What needs to be done:
Show all lines from the listing below that contain "Profit".

Figure data in JSON:
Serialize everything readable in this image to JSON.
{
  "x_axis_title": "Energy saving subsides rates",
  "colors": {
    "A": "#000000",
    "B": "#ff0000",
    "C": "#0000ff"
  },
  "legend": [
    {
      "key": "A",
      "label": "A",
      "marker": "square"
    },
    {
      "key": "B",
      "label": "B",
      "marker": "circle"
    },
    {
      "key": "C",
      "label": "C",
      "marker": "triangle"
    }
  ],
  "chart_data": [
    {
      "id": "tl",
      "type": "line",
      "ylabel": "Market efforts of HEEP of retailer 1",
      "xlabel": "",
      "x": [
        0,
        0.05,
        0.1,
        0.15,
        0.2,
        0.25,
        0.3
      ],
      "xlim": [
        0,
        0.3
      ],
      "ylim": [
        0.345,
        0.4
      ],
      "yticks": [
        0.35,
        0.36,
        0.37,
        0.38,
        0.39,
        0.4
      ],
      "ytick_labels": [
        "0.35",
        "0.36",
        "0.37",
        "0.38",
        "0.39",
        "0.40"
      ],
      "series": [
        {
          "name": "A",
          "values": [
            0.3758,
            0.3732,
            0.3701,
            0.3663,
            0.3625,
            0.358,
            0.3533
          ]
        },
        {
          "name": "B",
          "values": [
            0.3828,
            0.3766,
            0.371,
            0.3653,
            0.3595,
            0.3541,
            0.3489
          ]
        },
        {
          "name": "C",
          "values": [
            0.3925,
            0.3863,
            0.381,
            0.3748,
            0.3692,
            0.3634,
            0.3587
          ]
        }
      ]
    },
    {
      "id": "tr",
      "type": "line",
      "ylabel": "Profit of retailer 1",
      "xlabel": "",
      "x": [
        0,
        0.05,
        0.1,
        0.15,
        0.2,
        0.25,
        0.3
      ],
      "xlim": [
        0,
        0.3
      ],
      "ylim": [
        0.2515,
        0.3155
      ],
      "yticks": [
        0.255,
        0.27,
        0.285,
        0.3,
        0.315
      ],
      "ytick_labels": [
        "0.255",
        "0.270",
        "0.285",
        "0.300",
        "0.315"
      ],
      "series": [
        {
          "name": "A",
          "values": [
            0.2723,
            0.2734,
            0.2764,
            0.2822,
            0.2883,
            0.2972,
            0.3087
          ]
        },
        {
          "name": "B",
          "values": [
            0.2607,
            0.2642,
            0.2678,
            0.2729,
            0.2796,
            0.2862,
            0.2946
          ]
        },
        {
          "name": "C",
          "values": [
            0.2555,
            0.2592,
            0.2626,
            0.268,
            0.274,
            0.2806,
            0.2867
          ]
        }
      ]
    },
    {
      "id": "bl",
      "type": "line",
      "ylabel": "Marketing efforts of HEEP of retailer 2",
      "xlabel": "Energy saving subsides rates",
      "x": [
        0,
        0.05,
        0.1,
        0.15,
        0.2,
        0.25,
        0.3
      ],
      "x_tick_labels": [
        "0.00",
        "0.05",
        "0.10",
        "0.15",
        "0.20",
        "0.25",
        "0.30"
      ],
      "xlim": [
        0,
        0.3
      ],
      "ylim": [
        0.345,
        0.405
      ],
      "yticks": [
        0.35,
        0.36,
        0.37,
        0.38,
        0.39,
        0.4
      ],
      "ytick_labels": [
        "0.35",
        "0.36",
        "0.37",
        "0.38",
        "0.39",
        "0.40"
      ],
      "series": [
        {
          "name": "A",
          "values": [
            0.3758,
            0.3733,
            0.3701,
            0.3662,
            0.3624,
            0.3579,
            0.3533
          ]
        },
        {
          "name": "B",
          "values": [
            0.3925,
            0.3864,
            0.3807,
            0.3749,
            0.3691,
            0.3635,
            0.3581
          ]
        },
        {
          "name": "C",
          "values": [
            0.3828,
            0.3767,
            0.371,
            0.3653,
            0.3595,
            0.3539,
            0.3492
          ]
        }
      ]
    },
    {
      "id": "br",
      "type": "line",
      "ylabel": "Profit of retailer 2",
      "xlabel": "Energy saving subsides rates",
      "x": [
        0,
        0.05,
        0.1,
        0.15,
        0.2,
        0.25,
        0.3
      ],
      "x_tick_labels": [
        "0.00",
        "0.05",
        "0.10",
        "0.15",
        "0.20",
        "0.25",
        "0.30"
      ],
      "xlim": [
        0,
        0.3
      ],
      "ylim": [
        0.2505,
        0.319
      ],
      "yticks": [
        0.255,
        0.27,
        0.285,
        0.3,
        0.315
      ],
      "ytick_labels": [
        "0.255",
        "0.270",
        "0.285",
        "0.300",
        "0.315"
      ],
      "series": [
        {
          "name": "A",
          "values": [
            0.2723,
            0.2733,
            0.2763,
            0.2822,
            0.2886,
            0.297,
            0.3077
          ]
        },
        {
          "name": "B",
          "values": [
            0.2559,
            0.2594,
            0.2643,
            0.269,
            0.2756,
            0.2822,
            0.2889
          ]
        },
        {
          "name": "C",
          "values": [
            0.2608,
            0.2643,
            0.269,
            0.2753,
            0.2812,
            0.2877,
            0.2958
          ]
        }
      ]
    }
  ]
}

...

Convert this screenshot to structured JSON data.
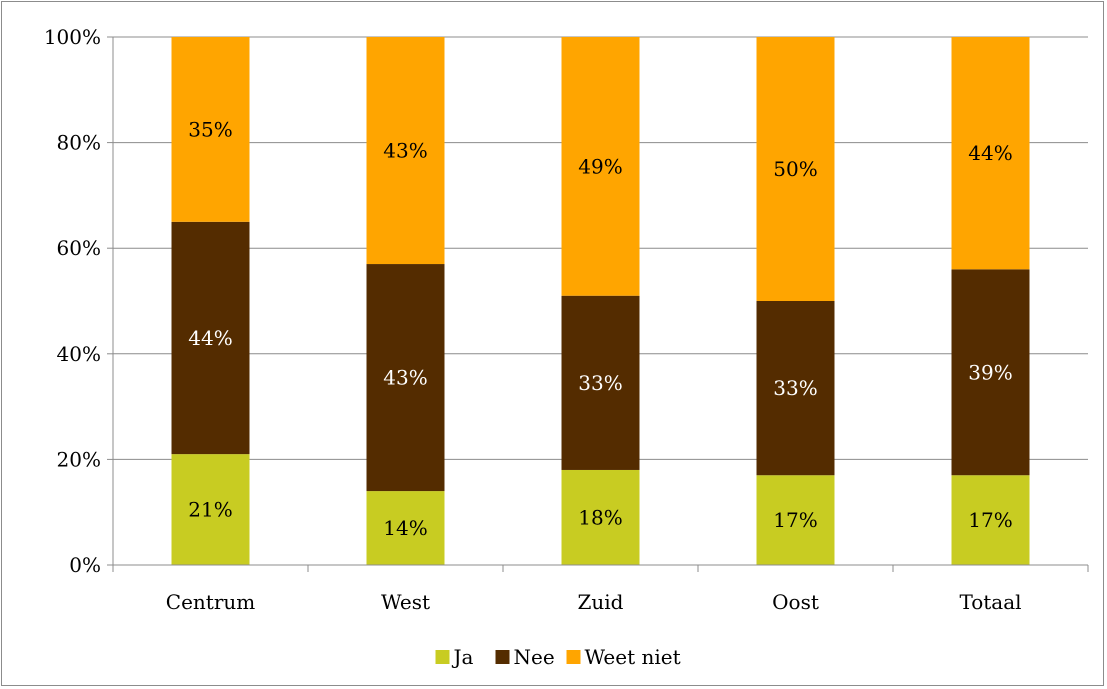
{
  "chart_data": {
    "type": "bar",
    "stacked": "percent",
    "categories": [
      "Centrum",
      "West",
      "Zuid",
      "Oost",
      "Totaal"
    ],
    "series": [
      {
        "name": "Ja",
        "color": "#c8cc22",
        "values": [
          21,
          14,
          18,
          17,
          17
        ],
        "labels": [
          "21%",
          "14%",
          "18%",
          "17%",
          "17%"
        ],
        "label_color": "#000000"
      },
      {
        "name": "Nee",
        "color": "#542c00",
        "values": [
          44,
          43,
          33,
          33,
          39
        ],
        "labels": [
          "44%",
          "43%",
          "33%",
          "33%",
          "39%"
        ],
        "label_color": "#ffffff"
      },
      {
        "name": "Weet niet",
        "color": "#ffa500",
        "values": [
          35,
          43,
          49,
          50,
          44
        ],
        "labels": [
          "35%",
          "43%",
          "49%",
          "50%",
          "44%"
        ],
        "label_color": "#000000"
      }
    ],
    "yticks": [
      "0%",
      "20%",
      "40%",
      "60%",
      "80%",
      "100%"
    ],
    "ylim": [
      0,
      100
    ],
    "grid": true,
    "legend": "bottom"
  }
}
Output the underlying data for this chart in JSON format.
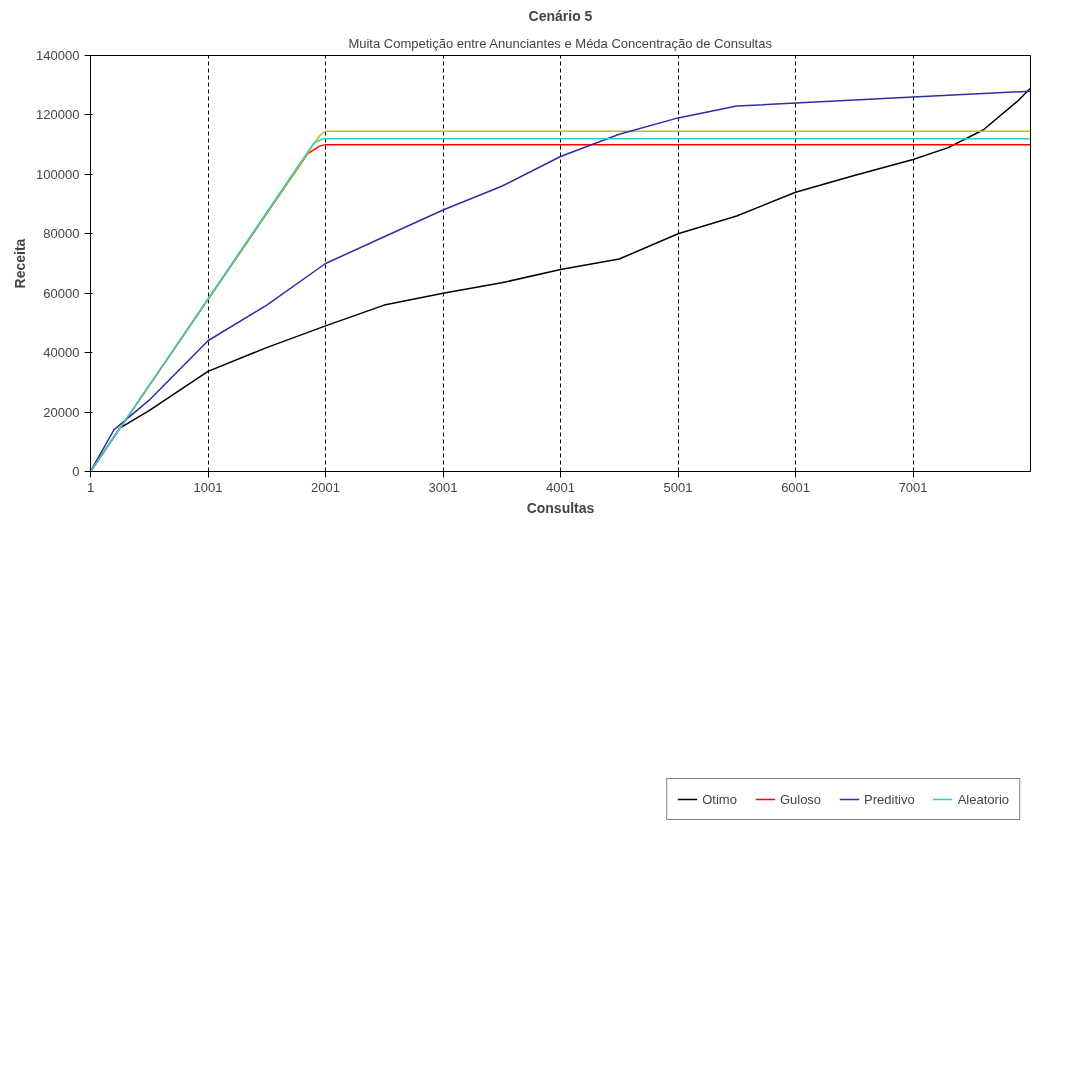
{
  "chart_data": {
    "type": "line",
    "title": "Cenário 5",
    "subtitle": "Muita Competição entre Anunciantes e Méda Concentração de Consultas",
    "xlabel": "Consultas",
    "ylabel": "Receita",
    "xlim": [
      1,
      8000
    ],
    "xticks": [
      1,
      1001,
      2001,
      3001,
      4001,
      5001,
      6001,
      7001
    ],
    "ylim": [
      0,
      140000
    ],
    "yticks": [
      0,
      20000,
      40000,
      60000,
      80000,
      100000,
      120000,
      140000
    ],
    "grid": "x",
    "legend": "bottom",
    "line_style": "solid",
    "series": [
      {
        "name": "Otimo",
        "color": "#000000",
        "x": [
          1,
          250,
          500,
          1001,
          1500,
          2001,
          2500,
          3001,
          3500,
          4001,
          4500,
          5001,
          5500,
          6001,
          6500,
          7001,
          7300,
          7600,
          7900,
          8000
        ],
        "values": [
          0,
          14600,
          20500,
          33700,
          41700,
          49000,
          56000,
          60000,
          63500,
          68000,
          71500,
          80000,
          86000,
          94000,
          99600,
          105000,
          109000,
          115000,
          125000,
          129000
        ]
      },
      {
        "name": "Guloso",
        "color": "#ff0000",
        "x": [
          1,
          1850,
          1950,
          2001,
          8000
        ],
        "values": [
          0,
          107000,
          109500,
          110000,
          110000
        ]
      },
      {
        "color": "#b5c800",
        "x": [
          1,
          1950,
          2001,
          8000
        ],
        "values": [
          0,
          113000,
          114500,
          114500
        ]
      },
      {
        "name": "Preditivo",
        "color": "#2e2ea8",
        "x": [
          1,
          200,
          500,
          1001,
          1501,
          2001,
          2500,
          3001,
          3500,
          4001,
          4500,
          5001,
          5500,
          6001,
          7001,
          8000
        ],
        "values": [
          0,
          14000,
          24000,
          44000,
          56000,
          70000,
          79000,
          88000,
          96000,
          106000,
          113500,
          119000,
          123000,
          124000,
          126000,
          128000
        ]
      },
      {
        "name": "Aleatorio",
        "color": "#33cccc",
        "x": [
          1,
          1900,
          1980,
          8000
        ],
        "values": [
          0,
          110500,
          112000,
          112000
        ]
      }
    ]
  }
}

---

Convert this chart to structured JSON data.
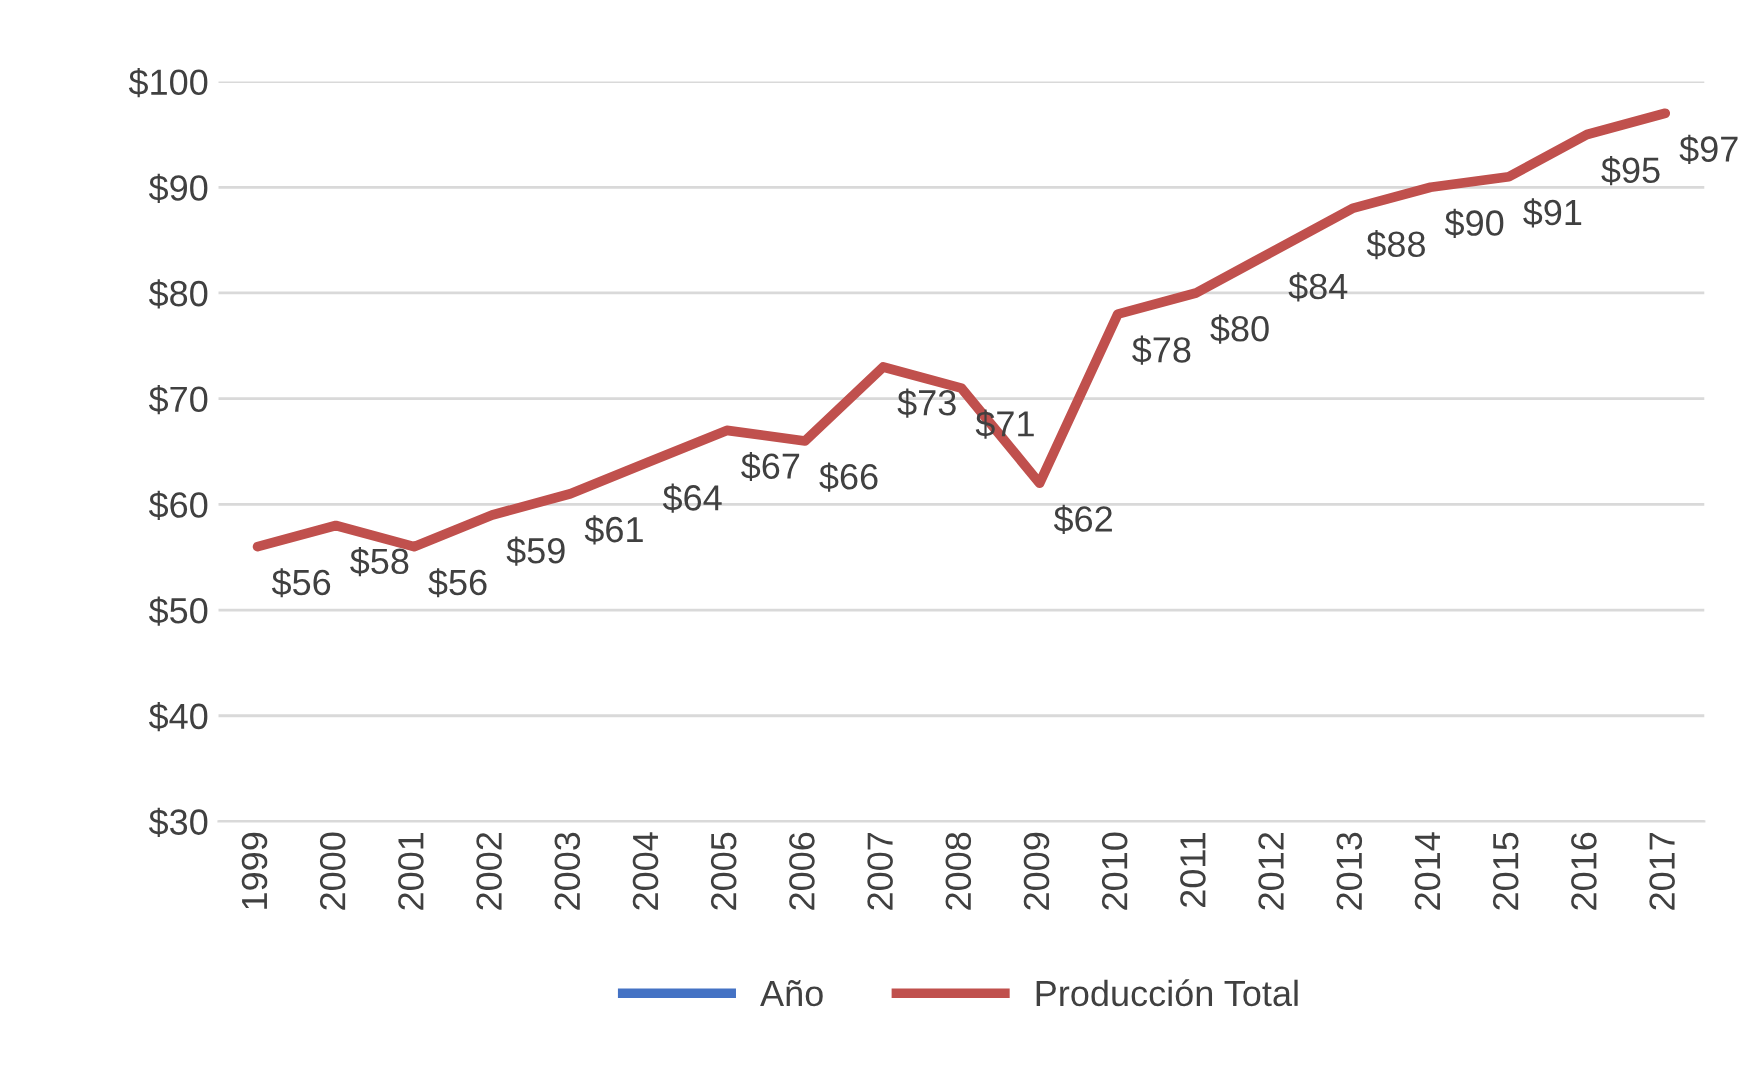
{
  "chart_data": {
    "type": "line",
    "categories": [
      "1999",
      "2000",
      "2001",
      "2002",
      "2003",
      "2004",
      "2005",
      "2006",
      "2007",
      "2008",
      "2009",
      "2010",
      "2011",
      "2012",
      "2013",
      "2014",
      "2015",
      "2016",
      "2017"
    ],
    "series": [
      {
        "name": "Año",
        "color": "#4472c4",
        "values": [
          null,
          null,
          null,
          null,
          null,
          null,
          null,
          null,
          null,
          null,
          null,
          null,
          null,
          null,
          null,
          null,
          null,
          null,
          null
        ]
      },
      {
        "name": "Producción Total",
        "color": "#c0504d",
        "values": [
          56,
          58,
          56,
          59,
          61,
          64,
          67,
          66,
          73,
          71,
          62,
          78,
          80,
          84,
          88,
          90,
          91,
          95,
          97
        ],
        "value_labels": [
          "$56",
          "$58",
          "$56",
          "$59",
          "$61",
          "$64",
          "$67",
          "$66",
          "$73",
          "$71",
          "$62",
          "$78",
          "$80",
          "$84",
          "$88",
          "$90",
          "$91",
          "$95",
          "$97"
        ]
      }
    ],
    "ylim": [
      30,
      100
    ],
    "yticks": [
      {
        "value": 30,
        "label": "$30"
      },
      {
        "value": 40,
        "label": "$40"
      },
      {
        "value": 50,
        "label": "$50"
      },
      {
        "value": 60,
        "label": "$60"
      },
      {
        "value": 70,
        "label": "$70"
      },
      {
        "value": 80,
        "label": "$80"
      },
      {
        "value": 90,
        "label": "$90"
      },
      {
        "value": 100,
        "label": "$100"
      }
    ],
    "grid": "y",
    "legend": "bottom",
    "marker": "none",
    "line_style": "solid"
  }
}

Answer to the task:
      "ylabel": "Profit of retailer 1",
      "ylabel": "Profit of retailer 2",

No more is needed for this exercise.